## WHAT IS ASKED
From the listing below, select every line where the word "this" appears.

## DATA LISTING
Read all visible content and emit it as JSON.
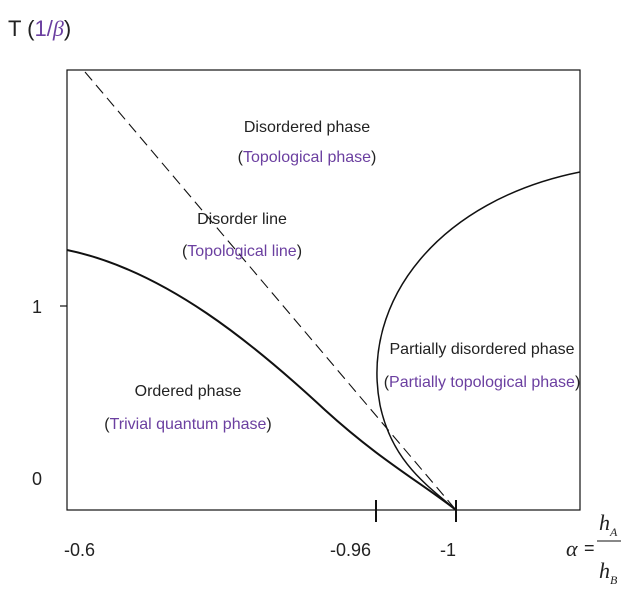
{
  "axes": {
    "y_title": {
      "prefix": "T (",
      "unit": "1/",
      "symbol": "β",
      "suffix": ")"
    },
    "x_title": {
      "alpha": "α",
      "eq": "=",
      "num": "h",
      "num_sub": "A",
      "den": "h",
      "den_sub": "B"
    },
    "y_ticks": [
      "1",
      "0"
    ],
    "x_ticks": [
      "-0.6",
      "-0.96",
      "-1"
    ]
  },
  "regions": {
    "disordered": {
      "name": "Disordered phase",
      "alt": "Topological phase"
    },
    "disorder_line": {
      "name": "Disorder line",
      "alt": "Topological line"
    },
    "partially": {
      "name": "Partially disordered phase",
      "alt": "Partially topological phase"
    },
    "ordered": {
      "name": "Ordered  phase",
      "alt": "Trivial quantum phase"
    }
  },
  "colors": {
    "line": "#111111",
    "accent_text": "#6b3fa0"
  }
}
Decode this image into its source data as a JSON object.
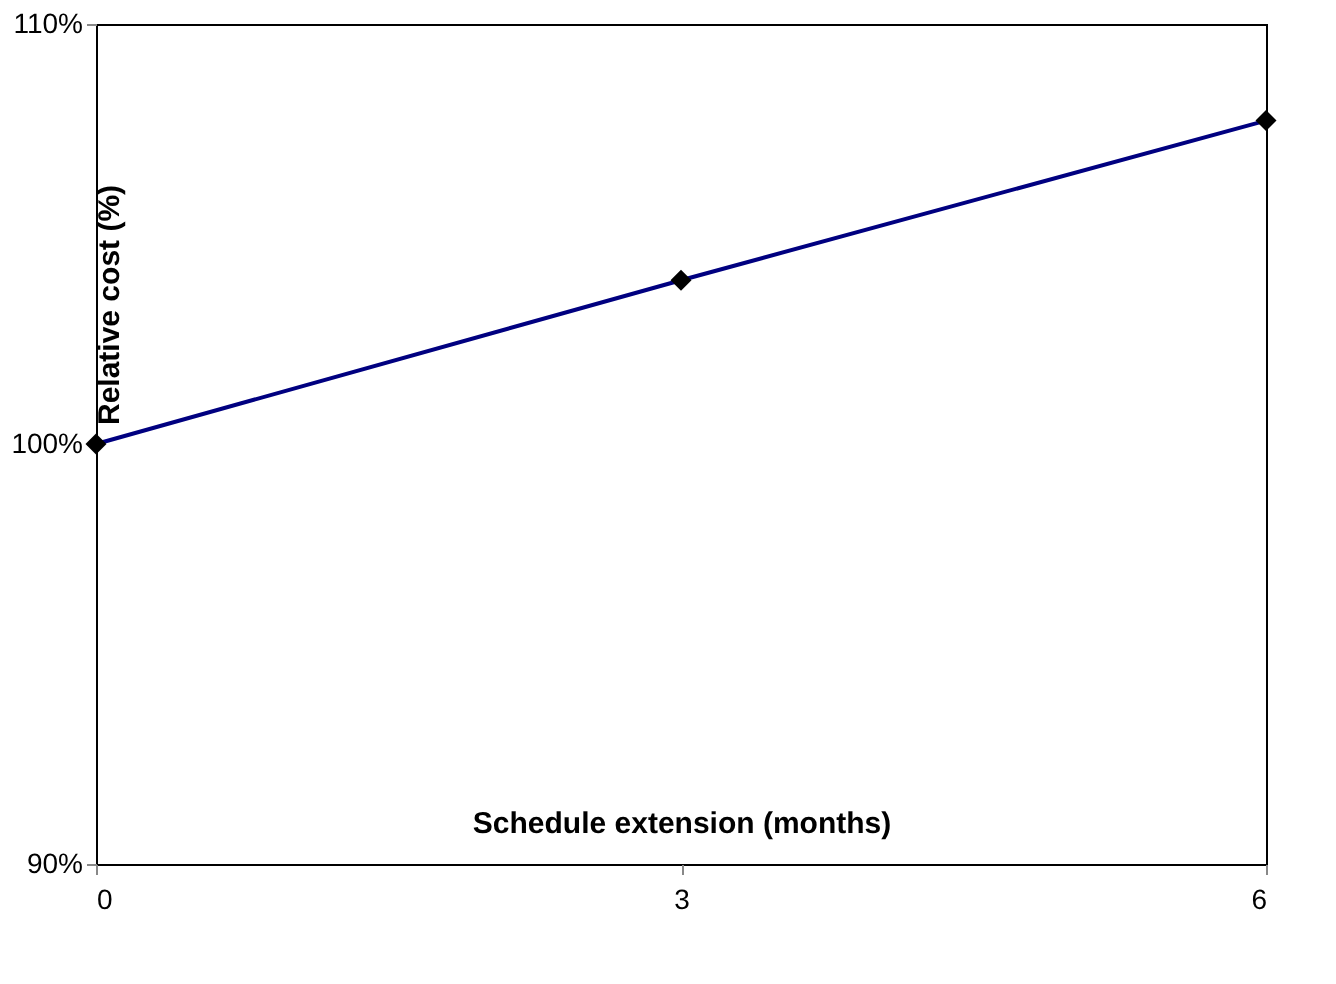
{
  "chart_data": {
    "type": "line",
    "xlabel": "Schedule extension (months)",
    "ylabel": "Relative cost (%)",
    "x": [
      0,
      3,
      6
    ],
    "series": [
      {
        "color": "#000080",
        "values": [
          100,
          103.9,
          107.7
        ]
      }
    ],
    "xlim": [
      0,
      6
    ],
    "xticks": [
      0,
      3,
      6
    ],
    "ylim": [
      90,
      110
    ],
    "yticks": [
      {
        "value": 90,
        "label": "90%"
      },
      {
        "value": 100,
        "label": "100%"
      },
      {
        "value": 110,
        "label": "110%"
      }
    ],
    "grid": false,
    "marker": "diamond",
    "line_style": "solid"
  }
}
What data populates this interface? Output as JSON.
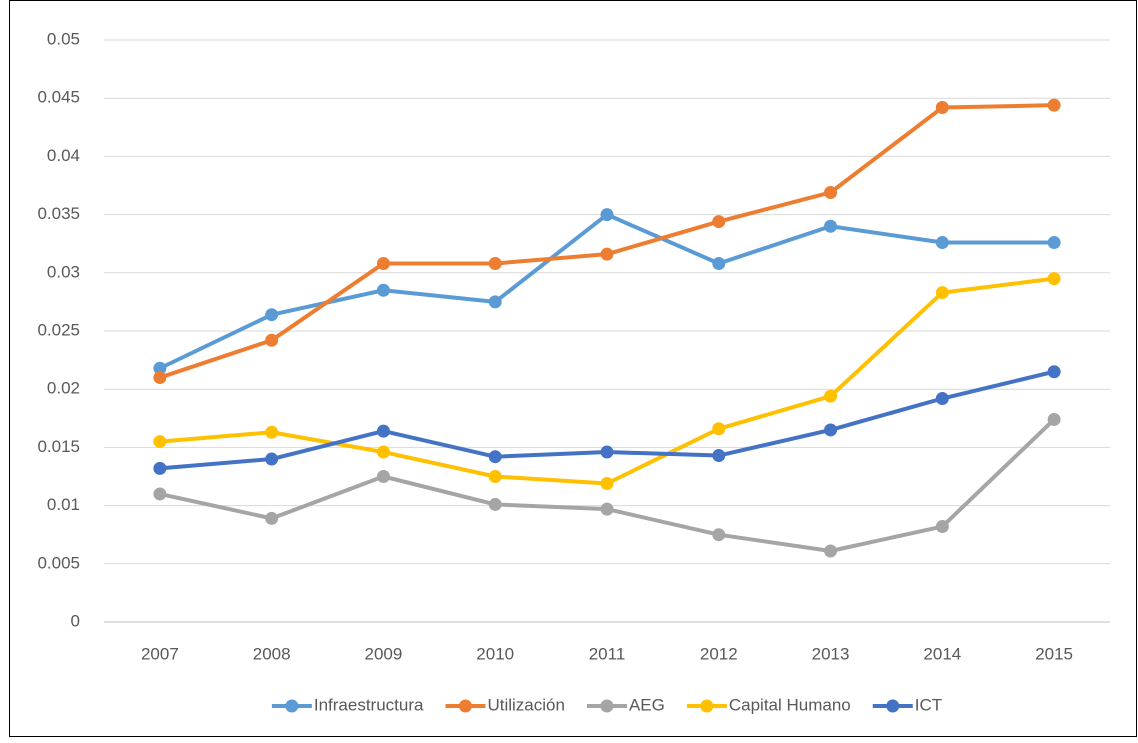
{
  "chart_data": {
    "type": "line",
    "categories": [
      "2007",
      "2008",
      "2009",
      "2010",
      "2011",
      "2012",
      "2013",
      "2014",
      "2015"
    ],
    "series": [
      {
        "name": "Infraestructura",
        "color": "#5b9bd5",
        "values": [
          0.0218,
          0.0264,
          0.0285,
          0.0275,
          0.035,
          0.0308,
          0.034,
          0.0326,
          0.0326
        ]
      },
      {
        "name": "Utilización",
        "color": "#ed7d31",
        "values": [
          0.021,
          0.0242,
          0.0308,
          0.0308,
          0.0316,
          0.0344,
          0.0369,
          0.0442,
          0.0444
        ]
      },
      {
        "name": "AEG",
        "color": "#a5a5a5",
        "values": [
          0.011,
          0.0089,
          0.0125,
          0.0101,
          0.0097,
          0.0075,
          0.0061,
          0.0082,
          0.0174
        ]
      },
      {
        "name": "Capital Humano",
        "color": "#ffc000",
        "values": [
          0.0155,
          0.0163,
          0.0146,
          0.0125,
          0.0119,
          0.0166,
          0.0194,
          0.0283,
          0.0295
        ]
      },
      {
        "name": "ICT",
        "color": "#4472c4",
        "values": [
          0.0132,
          0.014,
          0.0164,
          0.0142,
          0.0146,
          0.0143,
          0.0165,
          0.0192,
          0.0215
        ]
      }
    ],
    "ylim": [
      0,
      0.05
    ],
    "yticks": [
      0,
      0.005,
      0.01,
      0.015,
      0.02,
      0.025,
      0.03,
      0.035,
      0.04,
      0.045,
      0.05
    ],
    "grid": true,
    "legend": "bottom"
  }
}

## TASK SOLUTION
Decode this image into its source data as a JSON object.
What data populates this interface? Output as JSON.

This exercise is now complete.